-- TASK --
Search the listing for "nghiệp" and copy every line where it appears.

Records about charts and figures
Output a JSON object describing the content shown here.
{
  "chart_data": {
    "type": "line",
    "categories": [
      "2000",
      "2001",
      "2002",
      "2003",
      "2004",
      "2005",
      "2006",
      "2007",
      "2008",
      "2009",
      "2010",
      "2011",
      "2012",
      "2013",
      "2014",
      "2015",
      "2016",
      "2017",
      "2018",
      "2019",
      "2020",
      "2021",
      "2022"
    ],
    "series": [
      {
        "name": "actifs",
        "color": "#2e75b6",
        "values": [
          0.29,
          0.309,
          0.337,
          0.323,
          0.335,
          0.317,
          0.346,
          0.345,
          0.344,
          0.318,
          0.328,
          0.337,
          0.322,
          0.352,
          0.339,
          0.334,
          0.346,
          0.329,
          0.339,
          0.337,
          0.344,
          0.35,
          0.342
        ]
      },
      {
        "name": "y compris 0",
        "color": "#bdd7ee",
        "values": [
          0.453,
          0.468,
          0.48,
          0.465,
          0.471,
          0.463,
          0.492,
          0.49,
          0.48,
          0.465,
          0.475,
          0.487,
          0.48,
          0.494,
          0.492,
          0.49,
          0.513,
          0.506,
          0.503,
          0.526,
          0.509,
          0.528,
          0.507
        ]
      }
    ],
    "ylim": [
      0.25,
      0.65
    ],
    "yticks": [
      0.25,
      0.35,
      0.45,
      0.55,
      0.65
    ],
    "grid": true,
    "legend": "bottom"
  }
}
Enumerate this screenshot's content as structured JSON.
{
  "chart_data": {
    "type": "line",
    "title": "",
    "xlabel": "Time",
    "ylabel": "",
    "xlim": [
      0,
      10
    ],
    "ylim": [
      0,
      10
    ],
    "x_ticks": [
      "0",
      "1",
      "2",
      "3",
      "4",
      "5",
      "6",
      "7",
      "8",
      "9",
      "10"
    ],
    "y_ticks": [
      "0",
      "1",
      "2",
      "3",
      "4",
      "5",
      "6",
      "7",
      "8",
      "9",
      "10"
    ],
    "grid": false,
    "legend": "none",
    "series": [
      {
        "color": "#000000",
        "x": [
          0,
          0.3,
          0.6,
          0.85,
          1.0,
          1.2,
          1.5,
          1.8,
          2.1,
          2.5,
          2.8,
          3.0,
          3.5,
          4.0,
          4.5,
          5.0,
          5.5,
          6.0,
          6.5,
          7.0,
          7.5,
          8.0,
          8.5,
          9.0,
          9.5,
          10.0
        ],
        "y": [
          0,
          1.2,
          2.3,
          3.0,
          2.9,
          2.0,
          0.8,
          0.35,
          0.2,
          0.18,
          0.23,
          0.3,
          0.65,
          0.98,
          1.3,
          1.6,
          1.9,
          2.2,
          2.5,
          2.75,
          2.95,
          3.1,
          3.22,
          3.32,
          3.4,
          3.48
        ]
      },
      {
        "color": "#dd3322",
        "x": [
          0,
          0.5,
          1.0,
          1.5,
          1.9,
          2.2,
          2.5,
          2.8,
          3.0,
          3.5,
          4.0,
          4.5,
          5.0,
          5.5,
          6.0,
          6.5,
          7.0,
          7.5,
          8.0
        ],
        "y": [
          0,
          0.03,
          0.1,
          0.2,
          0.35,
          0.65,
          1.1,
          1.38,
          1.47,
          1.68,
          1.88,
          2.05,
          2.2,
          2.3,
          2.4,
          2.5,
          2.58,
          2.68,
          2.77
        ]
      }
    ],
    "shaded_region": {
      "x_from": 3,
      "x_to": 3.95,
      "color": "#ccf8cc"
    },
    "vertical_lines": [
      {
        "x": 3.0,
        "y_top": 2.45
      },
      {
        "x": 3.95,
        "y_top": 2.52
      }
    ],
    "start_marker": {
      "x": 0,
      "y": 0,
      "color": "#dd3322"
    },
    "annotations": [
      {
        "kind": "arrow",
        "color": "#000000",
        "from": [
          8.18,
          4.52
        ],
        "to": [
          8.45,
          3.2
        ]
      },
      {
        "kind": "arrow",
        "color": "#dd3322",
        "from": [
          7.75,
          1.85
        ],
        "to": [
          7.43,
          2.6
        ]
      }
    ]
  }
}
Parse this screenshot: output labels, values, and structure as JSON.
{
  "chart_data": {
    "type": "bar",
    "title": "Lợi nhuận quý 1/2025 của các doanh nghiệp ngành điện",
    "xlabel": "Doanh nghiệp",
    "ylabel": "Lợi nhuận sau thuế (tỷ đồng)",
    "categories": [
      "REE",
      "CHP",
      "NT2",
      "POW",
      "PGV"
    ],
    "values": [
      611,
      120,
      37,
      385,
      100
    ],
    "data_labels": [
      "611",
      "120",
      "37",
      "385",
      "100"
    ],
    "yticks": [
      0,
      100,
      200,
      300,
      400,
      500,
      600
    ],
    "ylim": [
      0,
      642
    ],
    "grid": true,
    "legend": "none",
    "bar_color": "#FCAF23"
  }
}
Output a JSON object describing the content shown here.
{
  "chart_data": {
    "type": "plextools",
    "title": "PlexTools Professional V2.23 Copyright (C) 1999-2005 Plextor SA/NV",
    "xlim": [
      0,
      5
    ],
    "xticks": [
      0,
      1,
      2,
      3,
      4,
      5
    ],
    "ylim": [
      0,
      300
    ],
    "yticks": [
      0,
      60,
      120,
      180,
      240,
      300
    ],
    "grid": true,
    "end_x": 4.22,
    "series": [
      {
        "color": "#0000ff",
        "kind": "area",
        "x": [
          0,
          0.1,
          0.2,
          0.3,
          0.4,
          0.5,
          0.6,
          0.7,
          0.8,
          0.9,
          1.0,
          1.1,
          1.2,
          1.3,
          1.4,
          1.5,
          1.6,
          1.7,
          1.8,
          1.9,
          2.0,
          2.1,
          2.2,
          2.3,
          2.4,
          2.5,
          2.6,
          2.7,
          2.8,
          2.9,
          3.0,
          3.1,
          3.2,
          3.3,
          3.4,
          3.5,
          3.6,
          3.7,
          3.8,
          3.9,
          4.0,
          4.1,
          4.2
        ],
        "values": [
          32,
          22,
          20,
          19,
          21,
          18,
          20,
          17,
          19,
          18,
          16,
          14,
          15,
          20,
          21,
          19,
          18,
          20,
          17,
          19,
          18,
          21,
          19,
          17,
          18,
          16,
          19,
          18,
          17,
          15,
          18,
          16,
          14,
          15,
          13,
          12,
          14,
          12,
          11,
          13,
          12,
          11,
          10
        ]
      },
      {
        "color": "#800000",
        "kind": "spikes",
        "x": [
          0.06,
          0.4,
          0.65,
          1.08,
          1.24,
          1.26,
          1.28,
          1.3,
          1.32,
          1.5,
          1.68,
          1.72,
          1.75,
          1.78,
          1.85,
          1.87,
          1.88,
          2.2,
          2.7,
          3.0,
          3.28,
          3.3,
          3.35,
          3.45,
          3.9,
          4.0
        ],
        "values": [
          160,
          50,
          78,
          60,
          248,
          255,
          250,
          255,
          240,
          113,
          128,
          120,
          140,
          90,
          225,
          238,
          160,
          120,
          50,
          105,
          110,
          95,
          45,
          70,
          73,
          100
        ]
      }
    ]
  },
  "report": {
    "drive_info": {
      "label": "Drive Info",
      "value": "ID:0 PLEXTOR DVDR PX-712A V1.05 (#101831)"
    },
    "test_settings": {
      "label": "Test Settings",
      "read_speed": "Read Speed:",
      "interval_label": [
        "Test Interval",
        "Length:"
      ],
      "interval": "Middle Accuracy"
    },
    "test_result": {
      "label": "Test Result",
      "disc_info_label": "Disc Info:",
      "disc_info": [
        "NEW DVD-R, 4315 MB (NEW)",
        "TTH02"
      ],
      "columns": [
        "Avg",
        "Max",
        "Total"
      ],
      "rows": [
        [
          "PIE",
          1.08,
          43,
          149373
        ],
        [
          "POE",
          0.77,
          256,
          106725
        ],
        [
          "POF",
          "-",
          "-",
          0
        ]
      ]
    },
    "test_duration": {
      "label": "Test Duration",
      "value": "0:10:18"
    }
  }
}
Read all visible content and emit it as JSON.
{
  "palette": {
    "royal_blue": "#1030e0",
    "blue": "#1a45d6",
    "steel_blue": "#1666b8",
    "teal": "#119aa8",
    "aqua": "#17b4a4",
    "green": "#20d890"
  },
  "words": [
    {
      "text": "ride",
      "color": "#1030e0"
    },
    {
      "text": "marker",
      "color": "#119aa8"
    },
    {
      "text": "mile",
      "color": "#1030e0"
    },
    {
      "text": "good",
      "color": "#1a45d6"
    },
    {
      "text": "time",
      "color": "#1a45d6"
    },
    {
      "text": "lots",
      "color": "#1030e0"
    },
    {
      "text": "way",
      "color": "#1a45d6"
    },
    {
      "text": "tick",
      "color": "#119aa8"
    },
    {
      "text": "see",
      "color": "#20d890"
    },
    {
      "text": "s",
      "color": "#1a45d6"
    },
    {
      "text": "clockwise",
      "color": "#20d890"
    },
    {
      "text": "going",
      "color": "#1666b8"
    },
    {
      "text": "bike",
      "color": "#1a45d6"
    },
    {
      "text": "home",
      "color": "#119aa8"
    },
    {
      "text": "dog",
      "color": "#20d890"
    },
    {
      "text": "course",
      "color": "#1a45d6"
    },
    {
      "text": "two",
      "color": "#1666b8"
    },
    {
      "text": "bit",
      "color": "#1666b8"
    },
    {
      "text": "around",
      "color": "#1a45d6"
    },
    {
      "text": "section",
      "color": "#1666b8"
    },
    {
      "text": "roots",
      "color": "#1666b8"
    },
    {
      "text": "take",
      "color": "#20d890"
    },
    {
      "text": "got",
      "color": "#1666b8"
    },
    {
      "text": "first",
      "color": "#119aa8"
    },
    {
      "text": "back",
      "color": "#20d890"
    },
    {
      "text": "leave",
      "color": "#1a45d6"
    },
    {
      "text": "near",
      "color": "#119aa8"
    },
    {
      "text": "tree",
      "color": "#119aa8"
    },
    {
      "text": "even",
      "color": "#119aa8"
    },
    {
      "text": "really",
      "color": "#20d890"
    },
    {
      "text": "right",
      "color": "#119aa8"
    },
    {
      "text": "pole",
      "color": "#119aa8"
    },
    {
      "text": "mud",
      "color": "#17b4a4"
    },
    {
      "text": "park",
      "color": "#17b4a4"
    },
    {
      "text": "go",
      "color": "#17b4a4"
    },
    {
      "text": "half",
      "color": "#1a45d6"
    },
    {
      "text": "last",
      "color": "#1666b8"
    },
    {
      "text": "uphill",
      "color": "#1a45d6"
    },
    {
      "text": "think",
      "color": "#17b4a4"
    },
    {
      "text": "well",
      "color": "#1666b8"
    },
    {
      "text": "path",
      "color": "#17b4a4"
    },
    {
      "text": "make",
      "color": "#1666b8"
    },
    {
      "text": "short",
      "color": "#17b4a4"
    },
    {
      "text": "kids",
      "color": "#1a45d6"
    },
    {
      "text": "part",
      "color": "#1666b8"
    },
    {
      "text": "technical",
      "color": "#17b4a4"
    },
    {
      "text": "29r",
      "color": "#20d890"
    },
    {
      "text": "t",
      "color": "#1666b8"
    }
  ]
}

-- EXERCISE OUTPUT --
    "title": "Lợi nhuận quý 1/2025 của các doanh nghiệp ngành điện",
    "xlabel": "Doanh nghiệp",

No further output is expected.